● WRITTEN REQUEST
Leaving out the pictures, retype all the material exactly.

● DATASET RECORDS

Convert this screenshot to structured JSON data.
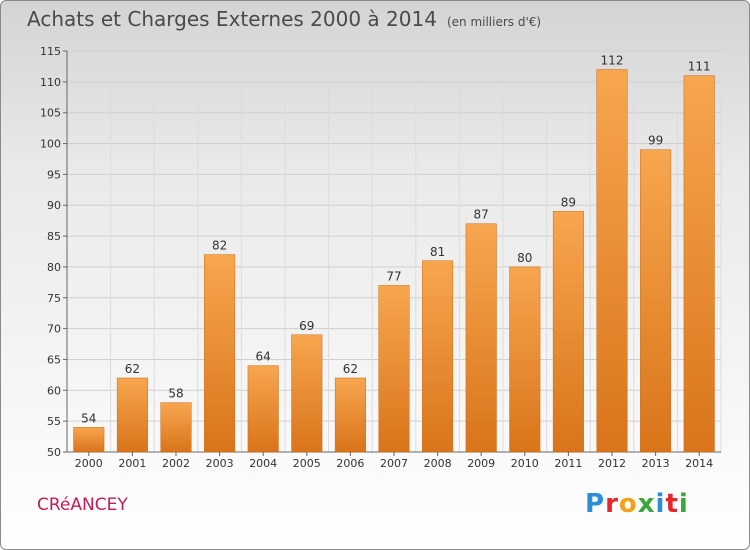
{
  "title": "Achats et Charges Externes 2000 à 2014",
  "unit_note": "(en milliers d'€)",
  "town": "CRéANCEY",
  "logo": {
    "letters": [
      {
        "ch": "P",
        "color": "#2a8fd6"
      },
      {
        "ch": "r",
        "color": "#e5262b"
      },
      {
        "ch": "o",
        "color": "#f4a21c"
      },
      {
        "ch": "x",
        "color": "#3aa838"
      },
      {
        "ch": "i",
        "color": "#2a8fd6"
      },
      {
        "ch": "t",
        "color": "#e5262b"
      },
      {
        "ch": "i",
        "color": "#3aa838"
      }
    ]
  },
  "colors": {
    "bar_top": "#f7a64f",
    "bar_bottom": "#d9741a",
    "bar_edge": "#c96a14",
    "town": "#c71a55"
  },
  "chart_data": {
    "type": "bar",
    "categories": [
      "2000",
      "2001",
      "2002",
      "2003",
      "2004",
      "2005",
      "2006",
      "2007",
      "2008",
      "2009",
      "2010",
      "2011",
      "2012",
      "2013",
      "2014"
    ],
    "values": [
      54,
      62,
      58,
      82,
      64,
      69,
      62,
      77,
      81,
      87,
      80,
      89,
      112,
      99,
      111
    ],
    "ylim": [
      50,
      115
    ],
    "yticks": [
      50,
      55,
      60,
      65,
      70,
      75,
      80,
      85,
      90,
      95,
      100,
      105,
      110,
      115
    ],
    "grid": true,
    "title": "Achats et Charges Externes 2000 à 2014",
    "xlabel": "",
    "ylabel": ""
  }
}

● RESPONSE BELOW
Convert this screenshot to structured JSON data.
{
  "title": "Achats et Charges Externes 2000 à 2014",
  "unit_note": "(en milliers d'€)",
  "town": "CRéANCEY",
  "logo": {
    "letters": [
      {
        "ch": "P",
        "color": "#2a8fd6"
      },
      {
        "ch": "r",
        "color": "#e5262b"
      },
      {
        "ch": "o",
        "color": "#f4a21c"
      },
      {
        "ch": "x",
        "color": "#3aa838"
      },
      {
        "ch": "i",
        "color": "#2a8fd6"
      },
      {
        "ch": "t",
        "color": "#e5262b"
      },
      {
        "ch": "i",
        "color": "#3aa838"
      }
    ]
  },
  "colors": {
    "bar_top": "#f7a64f",
    "bar_bottom": "#d9741a",
    "bar_edge": "#c96a14",
    "town": "#c71a55"
  },
  "chart_data": {
    "type": "bar",
    "categories": [
      "2000",
      "2001",
      "2002",
      "2003",
      "2004",
      "2005",
      "2006",
      "2007",
      "2008",
      "2009",
      "2010",
      "2011",
      "2012",
      "2013",
      "2014"
    ],
    "values": [
      54,
      62,
      58,
      82,
      64,
      69,
      62,
      77,
      81,
      87,
      80,
      89,
      112,
      99,
      111
    ],
    "ylim": [
      50,
      115
    ],
    "yticks": [
      50,
      55,
      60,
      65,
      70,
      75,
      80,
      85,
      90,
      95,
      100,
      105,
      110,
      115
    ],
    "grid": true,
    "title": "Achats et Charges Externes 2000 à 2014",
    "xlabel": "",
    "ylabel": ""
  }
}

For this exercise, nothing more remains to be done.